▶ **The task**: Please retype the data in full and exactly; the pictures are not part of the copy.

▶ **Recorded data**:
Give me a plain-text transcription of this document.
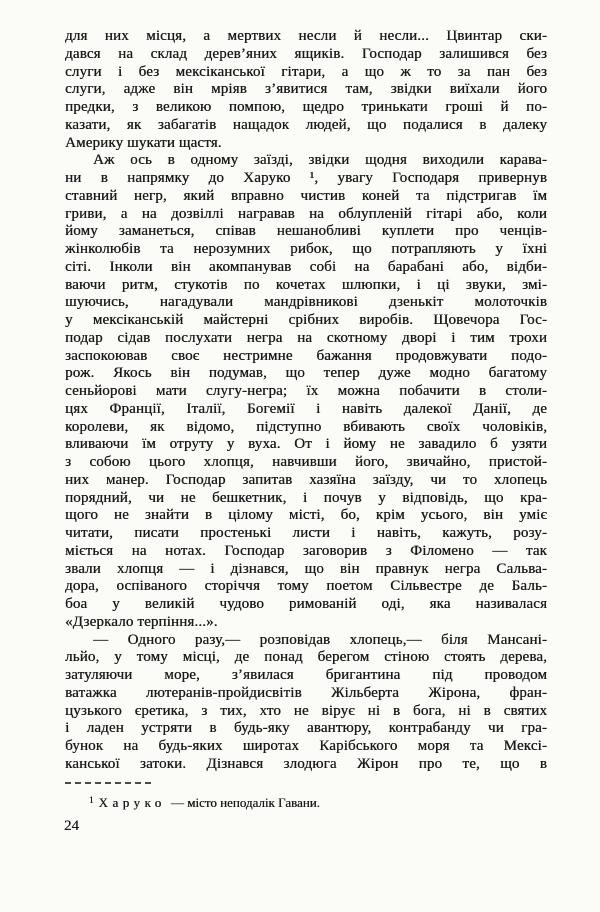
для них місця, а мертвих несли й несли... Цвинтар ски-
дався на склад дерев’яних ящиків. Господар залишився без
слуги і без мексіканської гітари, а що ж то за пан без
слуги, адже він мріяв з’явитися там, звідки виїхали його
предки, з великою помпою, щедро тринькати гроші й по-
казати, як забагатів нащадок людей, що подалися в далеку
Америку шукати щастя.
Аж ось в одному заїзді, звідки щодня виходили карава-
ни в напрямку до Харуко ¹, увагу Господаря привернув
ставний негр, який вправно чистив коней та підстригав їм
гриви, а на дозвіллі награвав на облупленій гітарі або, коли
йому заманеться, співав нешанобливі куплети про ченців-
жінколюбів та нерозумних рибок, що потрапляють у їхні
сіті. Інколи він акомпанував собі на барабані або, відби-
ваючи ритм, стукотів по кочетах шлюпки, і ці звуки, змі-
шуючись, нагадували мандрівникові дзенькіт молоточків
у мексіканській майстерні срібних виробів. Щовечора Гос-
подар сідав послухати негра на скотному дворі і тим трохи
заспокоював своє нестримне бажання продовжувати подо-
рож. Якось він подумав, що тепер дуже модно багатому
сеньйорові мати слугу-негра; їх можна побачити в столи-
цях Франції, Італії, Богемії і навіть далекої Данії, де
королеви, як відомо, підступно вбивають своїх чоловіків,
вливаючи їм отруту у вуха. От і йому не завадило б узяти
з собою цього хлопця, навчивши його, звичайно, пристой-
них манер. Господар запитав хазяїна заїзду, чи то хлопець
порядний, чи не бешкетник, і почув у відповідь, що кра-
щого не знайти в цілому місті, бо, крім усього, він уміє
читати, писати простенькі листи і навіть, кажуть, розу-
міється на нотах. Господар заговорив з Філомено — так
звали хлопця — і дізнався, що він правнук негра Сальва-
дора, оспіваного сторіччя тому поетом Сільвестре де Баль-
боа у великій чудово римованій оді, яка називалася
«Дзеркало терпіння...».
— Одного разу,— розповідав хлопець,— біля Мансані-
льйо, у тому місці, де понад берегом стіною стоять дерева,
затуляючи море, з’явилася бригантина під проводом
ватажка лютеранів-пройдисвітів Жільберта Жірона, фран-
цузького єретика, з тих, хто не вірує ні в бога, ні в святих
і ладен устряти в будь-яку авантюру, контрабанду чи гра-
бунок на будь-яких широтах Карібського моря та Мексі-
канської затоки. Дізнався злодюга Жірон про те, що в
$^1$ Харуко — місто неподалік Гавани.
24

▶ **Answer to the exercise**:
Give me a plain-text transcription of this document.
для них місця, а мертвих несли й несли... Цвинтар ски-
дався на склад дерев’яних ящиків. Господар залишився без
слуги і без мексіканської гітари, а що ж то за пан без
слуги, адже він мріяв з’явитися там, звідки виїхали його
предки, з великою помпою, щедро тринькати гроші й по-
казати, як забагатів нащадок людей, що подалися в далеку
Америку шукати щастя.
Аж ось в одному заїзді, звідки щодня виходили карава-
ни в напрямку до Харуко ¹, увагу Господаря привернув
ставний негр, який вправно чистив коней та підстригав їм
гриви, а на дозвіллі награвав на облупленій гітарі або, коли
йому заманеться, співав нешанобливі куплети про ченців-
жінколюбів та нерозумних рибок, що потрапляють у їхні
сіті. Інколи він акомпанував собі на барабані або, відби-
ваючи ритм, стукотів по кочетах шлюпки, і ці звуки, змі-
шуючись, нагадували мандрівникові дзенькіт молоточків
у мексіканській майстерні срібних виробів. Щовечора Гос-
подар сідав послухати негра на скотному дворі і тим трохи
заспокоював своє нестримне бажання продовжувати подо-
рож. Якось він подумав, що тепер дуже модно багатому
сеньйорові мати слугу-негра; їх можна побачити в столи-
цях Франції, Італії, Богемії і навіть далекої Данії, де
королеви, як відомо, підступно вбивають своїх чоловіків,
вливаючи їм отруту у вуха. От і йому не завадило б узяти
з собою цього хлопця, навчивши його, звичайно, пристой-
них манер. Господар запитав хазяїна заїзду, чи то хлопець
порядний, чи не бешкетник, і почув у відповідь, що кра-
щого не знайти в цілому місті, бо, крім усього, він уміє
читати, писати простенькі листи і навіть, кажуть, розу-
міється на нотах. Господар заговорив з Філомено — так
звали хлопця — і дізнався, що він правнук негра Сальва-
дора, оспіваного сторіччя тому поетом Сільвестре де Баль-
боа у великій чудово римованій оді, яка називалася
«Дзеркало терпіння...».
— Одного разу,— розповідав хлопець,— біля Мансані-
льйо, у тому місці, де понад берегом стіною стоять дерева,
затуляючи море, з’явилася бригантина під проводом
ватажка лютеранів-пройдисвітів Жільберта Жірона, фран-
цузького єретика, з тих, хто не вірує ні в бога, ні в святих
і ладен устряти в будь-яку авантюру, контрабанду чи гра-
бунок на будь-яких широтах Карібського моря та Мексі-
канської затоки. Дізнався злодюга Жірон про те, що в
$^1$ Харуко — місто неподалік Гавани.
24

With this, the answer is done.